-- START THE DATA --

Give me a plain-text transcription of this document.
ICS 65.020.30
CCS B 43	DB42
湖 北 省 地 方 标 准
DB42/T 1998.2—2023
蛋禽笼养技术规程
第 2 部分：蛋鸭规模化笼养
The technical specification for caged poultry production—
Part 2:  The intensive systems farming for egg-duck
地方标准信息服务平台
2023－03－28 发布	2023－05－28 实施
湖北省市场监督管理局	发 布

-- END THE DATA --

Write out the whole listing again. Match it word for word.

• **EXERCISE SOLUTION**
Give me a plain-text transcription of this document.
ICS 65.020.30
CCS B 43	DB42
湖 北 省 地 方 标 准
DB42/T 1998.2—2023
蛋禽笼养技术规程
第 2 部分：蛋鸭规模化笼养
The technical specification for caged poultry production—
Part 2:  The intensive systems farming for egg-duck
地方标准信息服务平台
2023－03－28 发布	2023－05－28 实施
湖北省市场监督管理局	发 布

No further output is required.